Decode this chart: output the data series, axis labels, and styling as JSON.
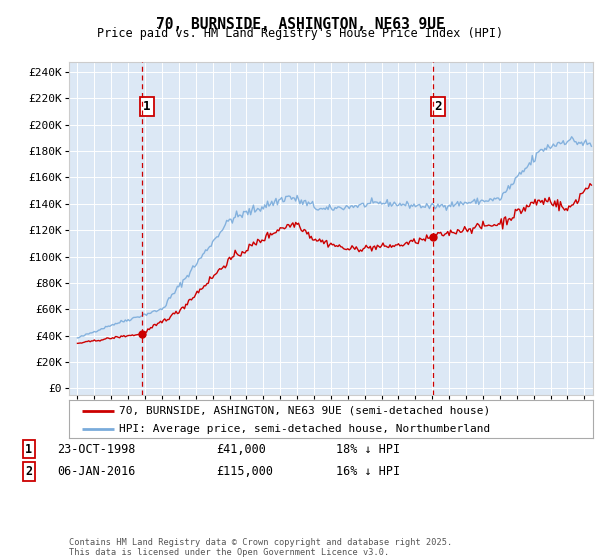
{
  "title": "70, BURNSIDE, ASHINGTON, NE63 9UE",
  "subtitle": "Price paid vs. HM Land Registry's House Price Index (HPI)",
  "legend_line1": "70, BURNSIDE, ASHINGTON, NE63 9UE (semi-detached house)",
  "legend_line2": "HPI: Average price, semi-detached house, Northumberland",
  "annotation1_date": "23-OCT-1998",
  "annotation1_price": "£41,000",
  "annotation1_hpi": "18% ↓ HPI",
  "annotation1_year": 1998.81,
  "annotation1_value": 41000,
  "annotation2_date": "06-JAN-2016",
  "annotation2_price": "£115,000",
  "annotation2_hpi": "16% ↓ HPI",
  "annotation2_year": 2016.02,
  "annotation2_value": 115000,
  "price_color": "#cc0000",
  "hpi_color": "#7aabdb",
  "vline_color": "#cc0000",
  "yticks": [
    0,
    20000,
    40000,
    60000,
    80000,
    100000,
    120000,
    140000,
    160000,
    180000,
    200000,
    220000,
    240000
  ],
  "ytick_labels": [
    "£0",
    "£20K",
    "£40K",
    "£60K",
    "£80K",
    "£100K",
    "£120K",
    "£140K",
    "£160K",
    "£180K",
    "£200K",
    "£220K",
    "£240K"
  ],
  "xlim_lo": 1994.5,
  "xlim_hi": 2025.5,
  "ylim_lo": -5000,
  "ylim_hi": 248000,
  "footer": "Contains HM Land Registry data © Crown copyright and database right 2025.\nThis data is licensed under the Open Government Licence v3.0.",
  "background_color": "#ffffff",
  "plot_bg_color": "#dce8f5"
}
□ □ □ □
### What the exercise asks
Transcribe all the data word for word; the images stay out.

### Final answer
Decode this chart: output the data series, axis labels, and styling as JSON.
{
  "title": "70, BURNSIDE, ASHINGTON, NE63 9UE",
  "subtitle": "Price paid vs. HM Land Registry's House Price Index (HPI)",
  "legend_line1": "70, BURNSIDE, ASHINGTON, NE63 9UE (semi-detached house)",
  "legend_line2": "HPI: Average price, semi-detached house, Northumberland",
  "annotation1_date": "23-OCT-1998",
  "annotation1_price": "£41,000",
  "annotation1_hpi": "18% ↓ HPI",
  "annotation1_year": 1998.81,
  "annotation1_value": 41000,
  "annotation2_date": "06-JAN-2016",
  "annotation2_price": "£115,000",
  "annotation2_hpi": "16% ↓ HPI",
  "annotation2_year": 2016.02,
  "annotation2_value": 115000,
  "price_color": "#cc0000",
  "hpi_color": "#7aabdb",
  "vline_color": "#cc0000",
  "yticks": [
    0,
    20000,
    40000,
    60000,
    80000,
    100000,
    120000,
    140000,
    160000,
    180000,
    200000,
    220000,
    240000
  ],
  "ytick_labels": [
    "£0",
    "£20K",
    "£40K",
    "£60K",
    "£80K",
    "£100K",
    "£120K",
    "£140K",
    "£160K",
    "£180K",
    "£200K",
    "£220K",
    "£240K"
  ],
  "xlim_lo": 1994.5,
  "xlim_hi": 2025.5,
  "ylim_lo": -5000,
  "ylim_hi": 248000,
  "footer": "Contains HM Land Registry data © Crown copyright and database right 2025.\nThis data is licensed under the Open Government Licence v3.0.",
  "background_color": "#ffffff",
  "plot_bg_color": "#dce8f5"
}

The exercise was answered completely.